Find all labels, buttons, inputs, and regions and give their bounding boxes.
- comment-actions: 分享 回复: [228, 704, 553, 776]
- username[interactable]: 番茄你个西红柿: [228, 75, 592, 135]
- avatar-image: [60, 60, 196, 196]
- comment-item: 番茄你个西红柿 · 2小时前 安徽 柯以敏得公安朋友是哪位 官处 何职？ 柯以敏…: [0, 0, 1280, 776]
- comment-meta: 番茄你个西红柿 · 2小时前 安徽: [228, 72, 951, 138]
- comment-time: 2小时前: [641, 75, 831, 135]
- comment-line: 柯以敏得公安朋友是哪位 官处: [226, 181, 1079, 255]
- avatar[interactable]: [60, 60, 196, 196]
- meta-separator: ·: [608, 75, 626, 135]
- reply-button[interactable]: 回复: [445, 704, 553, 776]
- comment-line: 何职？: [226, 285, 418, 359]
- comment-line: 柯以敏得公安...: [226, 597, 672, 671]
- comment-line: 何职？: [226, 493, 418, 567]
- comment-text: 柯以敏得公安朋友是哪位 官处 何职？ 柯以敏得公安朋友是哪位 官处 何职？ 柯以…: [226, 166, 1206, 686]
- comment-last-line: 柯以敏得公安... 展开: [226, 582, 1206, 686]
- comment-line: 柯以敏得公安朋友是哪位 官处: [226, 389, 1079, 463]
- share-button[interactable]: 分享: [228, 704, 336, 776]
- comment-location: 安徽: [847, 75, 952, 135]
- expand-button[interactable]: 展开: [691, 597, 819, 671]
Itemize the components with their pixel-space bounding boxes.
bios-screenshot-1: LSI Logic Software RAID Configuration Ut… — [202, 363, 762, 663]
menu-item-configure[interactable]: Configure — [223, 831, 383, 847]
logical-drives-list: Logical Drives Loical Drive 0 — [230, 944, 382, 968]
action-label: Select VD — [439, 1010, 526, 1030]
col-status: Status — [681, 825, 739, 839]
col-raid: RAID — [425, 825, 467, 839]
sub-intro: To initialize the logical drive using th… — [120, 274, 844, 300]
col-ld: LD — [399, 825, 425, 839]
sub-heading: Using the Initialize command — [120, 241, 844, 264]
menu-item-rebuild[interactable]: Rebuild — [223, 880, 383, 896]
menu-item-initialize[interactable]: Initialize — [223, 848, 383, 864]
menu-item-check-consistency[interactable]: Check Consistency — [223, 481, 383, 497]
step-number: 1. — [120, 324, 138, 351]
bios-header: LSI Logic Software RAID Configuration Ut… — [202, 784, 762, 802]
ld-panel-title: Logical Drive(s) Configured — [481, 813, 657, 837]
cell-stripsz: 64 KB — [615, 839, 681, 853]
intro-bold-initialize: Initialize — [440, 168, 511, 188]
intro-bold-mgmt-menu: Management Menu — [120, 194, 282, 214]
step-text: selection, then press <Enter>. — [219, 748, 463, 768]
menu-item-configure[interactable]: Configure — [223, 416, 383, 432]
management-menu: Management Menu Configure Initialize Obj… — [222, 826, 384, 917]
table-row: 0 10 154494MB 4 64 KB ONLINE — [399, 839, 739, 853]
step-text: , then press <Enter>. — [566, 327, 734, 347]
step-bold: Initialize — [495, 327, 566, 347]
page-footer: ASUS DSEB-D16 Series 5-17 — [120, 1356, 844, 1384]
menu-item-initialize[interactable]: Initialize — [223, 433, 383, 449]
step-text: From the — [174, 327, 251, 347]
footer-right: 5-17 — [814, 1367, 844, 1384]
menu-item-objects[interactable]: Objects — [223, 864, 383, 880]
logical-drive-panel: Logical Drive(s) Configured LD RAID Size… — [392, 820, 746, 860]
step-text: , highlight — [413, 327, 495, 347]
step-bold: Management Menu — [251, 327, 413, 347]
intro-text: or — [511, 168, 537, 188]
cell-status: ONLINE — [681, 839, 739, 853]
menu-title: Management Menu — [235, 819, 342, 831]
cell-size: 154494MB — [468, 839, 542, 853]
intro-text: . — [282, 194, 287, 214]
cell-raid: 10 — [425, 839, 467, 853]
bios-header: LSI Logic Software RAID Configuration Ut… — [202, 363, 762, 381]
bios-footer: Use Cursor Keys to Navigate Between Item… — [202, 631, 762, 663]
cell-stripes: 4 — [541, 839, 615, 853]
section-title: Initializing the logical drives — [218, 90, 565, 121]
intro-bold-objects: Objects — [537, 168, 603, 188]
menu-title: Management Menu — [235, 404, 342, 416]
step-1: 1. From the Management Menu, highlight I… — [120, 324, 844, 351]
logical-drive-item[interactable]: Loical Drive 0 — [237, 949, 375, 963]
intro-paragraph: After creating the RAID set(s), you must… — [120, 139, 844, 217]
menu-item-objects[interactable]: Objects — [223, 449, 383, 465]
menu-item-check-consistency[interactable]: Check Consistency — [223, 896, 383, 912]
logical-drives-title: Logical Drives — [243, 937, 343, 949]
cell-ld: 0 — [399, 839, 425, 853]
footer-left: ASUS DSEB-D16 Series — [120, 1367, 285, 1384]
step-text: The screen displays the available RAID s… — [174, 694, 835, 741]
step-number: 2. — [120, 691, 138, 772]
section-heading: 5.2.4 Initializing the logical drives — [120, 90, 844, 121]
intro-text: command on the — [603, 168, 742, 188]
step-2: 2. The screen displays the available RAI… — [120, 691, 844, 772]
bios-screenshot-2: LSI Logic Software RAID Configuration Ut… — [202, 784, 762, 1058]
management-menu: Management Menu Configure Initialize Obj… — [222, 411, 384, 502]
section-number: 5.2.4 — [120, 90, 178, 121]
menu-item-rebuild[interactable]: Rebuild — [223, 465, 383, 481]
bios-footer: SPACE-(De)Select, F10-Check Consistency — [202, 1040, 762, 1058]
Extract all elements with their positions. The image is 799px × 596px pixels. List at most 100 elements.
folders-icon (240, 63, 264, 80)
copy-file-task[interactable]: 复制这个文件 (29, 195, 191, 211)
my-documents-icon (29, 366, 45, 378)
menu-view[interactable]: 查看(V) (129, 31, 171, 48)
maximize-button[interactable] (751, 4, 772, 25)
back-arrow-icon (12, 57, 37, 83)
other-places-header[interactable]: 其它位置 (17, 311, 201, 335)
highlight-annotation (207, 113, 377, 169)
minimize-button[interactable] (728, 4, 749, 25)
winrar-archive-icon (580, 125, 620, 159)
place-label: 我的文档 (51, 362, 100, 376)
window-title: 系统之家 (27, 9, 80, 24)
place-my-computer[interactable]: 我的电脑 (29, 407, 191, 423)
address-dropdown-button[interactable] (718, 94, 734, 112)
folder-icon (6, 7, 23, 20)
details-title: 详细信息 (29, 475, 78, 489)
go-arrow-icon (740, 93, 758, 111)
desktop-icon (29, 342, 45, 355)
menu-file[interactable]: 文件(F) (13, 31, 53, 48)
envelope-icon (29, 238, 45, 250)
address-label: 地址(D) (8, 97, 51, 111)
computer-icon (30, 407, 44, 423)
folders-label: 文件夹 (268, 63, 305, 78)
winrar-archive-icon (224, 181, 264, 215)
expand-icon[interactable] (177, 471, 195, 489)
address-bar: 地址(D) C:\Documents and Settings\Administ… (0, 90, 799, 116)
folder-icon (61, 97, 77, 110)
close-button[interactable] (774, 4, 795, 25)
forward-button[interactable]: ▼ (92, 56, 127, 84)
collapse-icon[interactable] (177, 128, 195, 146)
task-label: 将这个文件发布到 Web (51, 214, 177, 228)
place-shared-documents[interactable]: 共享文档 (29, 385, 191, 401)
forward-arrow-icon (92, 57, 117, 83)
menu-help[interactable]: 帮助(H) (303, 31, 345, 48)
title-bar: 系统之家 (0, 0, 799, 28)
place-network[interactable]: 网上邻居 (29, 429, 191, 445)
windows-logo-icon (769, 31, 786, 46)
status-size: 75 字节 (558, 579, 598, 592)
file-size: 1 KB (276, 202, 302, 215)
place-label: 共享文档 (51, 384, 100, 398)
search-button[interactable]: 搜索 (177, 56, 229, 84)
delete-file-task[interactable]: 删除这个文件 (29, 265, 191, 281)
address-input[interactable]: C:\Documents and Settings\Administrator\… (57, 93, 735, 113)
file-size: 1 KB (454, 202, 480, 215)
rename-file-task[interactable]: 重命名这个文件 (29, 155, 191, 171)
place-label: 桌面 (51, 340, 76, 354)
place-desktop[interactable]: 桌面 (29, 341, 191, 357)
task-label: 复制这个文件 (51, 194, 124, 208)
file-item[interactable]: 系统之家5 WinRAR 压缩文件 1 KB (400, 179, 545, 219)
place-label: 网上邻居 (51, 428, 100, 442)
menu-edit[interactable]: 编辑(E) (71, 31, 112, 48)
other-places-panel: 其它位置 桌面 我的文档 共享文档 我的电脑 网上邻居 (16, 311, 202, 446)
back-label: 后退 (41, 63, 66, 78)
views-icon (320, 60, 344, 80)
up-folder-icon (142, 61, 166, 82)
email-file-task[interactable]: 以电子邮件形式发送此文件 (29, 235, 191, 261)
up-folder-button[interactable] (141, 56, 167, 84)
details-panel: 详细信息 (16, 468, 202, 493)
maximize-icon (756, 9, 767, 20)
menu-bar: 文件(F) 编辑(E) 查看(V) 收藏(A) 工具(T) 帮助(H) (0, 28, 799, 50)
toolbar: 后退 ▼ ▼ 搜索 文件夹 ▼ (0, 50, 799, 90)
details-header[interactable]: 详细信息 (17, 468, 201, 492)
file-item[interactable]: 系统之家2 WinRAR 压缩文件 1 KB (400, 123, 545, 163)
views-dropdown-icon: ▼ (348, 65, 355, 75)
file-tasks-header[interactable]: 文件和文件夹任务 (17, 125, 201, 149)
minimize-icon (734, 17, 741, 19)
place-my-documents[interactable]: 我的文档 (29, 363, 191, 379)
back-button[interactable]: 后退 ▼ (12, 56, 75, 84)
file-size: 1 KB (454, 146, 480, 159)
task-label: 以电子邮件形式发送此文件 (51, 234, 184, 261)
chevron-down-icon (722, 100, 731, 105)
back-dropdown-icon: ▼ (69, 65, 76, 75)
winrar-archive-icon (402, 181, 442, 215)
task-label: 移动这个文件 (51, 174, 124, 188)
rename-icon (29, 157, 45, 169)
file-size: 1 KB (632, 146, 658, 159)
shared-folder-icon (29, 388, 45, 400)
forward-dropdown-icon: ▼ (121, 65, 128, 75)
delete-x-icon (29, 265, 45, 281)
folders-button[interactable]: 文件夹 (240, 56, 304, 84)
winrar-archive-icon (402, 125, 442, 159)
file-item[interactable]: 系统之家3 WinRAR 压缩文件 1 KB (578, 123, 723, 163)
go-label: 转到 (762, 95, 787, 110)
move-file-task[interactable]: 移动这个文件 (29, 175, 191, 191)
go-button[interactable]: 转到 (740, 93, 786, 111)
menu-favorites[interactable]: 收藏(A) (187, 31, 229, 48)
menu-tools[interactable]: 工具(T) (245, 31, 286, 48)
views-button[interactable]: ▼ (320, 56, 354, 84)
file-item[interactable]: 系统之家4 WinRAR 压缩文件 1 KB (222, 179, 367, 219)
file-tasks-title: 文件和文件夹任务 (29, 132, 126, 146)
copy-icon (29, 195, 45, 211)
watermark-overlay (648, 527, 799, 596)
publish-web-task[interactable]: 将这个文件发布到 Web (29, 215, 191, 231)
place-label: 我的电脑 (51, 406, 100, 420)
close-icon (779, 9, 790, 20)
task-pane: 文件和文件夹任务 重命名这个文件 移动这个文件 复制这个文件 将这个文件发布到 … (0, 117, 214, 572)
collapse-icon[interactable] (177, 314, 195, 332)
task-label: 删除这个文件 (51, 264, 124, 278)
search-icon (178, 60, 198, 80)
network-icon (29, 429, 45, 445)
****************************************
• **Job**: Reproduce verbatim every line from the first line of the records through the line containing "848, 383, 864]", including both of those lines.

• **Answer below**:
Find all labels, buttons, inputs, and regions and give their bounding boxes.
- comment-actions: 分享 回复: [228, 704, 553, 776]
- username[interactable]: 番茄你个西红柿: [228, 75, 592, 135]
- avatar-image: [60, 60, 196, 196]
- comment-item: 番茄你个西红柿 · 2小时前 安徽 柯以敏得公安朋友是哪位 官处 何职？ 柯以敏…: [0, 0, 1280, 776]
- comment-meta: 番茄你个西红柿 · 2小时前 安徽: [228, 72, 951, 138]
- comment-time: 2小时前: [641, 75, 831, 135]
- comment-line: 柯以敏得公安朋友是哪位 官处: [226, 181, 1079, 255]
- avatar[interactable]: [60, 60, 196, 196]
- meta-separator: ·: [608, 75, 626, 135]
- reply-button[interactable]: 回复: [445, 704, 553, 776]
- comment-line: 何职？: [226, 285, 418, 359]
- comment-line: 柯以敏得公安...: [226, 597, 672, 671]
- comment-line: 何职？: [226, 493, 418, 567]
- comment-text: 柯以敏得公安朋友是哪位 官处 何职？ 柯以敏得公安朋友是哪位 官处 何职？ 柯以…: [226, 166, 1206, 686]
- comment-last-line: 柯以敏得公安... 展开: [226, 582, 1206, 686]
- comment-line: 柯以敏得公安朋友是哪位 官处: [226, 389, 1079, 463]
- share-button[interactable]: 分享: [228, 704, 336, 776]
- comment-location: 安徽: [847, 75, 952, 135]
- expand-button[interactable]: 展开: [691, 597, 819, 671]
Itemize the components with their pixel-space bounding boxes.
bios-screenshot-1: LSI Logic Software RAID Configuration Ut… — [202, 363, 762, 663]
menu-item-configure[interactable]: Configure — [223, 831, 383, 847]
logical-drives-list: Logical Drives Loical Drive 0 — [230, 944, 382, 968]
action-label: Select VD — [439, 1010, 526, 1030]
col-status: Status — [681, 825, 739, 839]
col-raid: RAID — [425, 825, 467, 839]
sub-intro: To initialize the logical drive using th… — [120, 274, 844, 300]
col-ld: LD — [399, 825, 425, 839]
sub-heading: Using the Initialize command — [120, 241, 844, 264]
menu-item-rebuild[interactable]: Rebuild — [223, 880, 383, 896]
menu-item-initialize[interactable]: Initialize — [223, 848, 383, 864]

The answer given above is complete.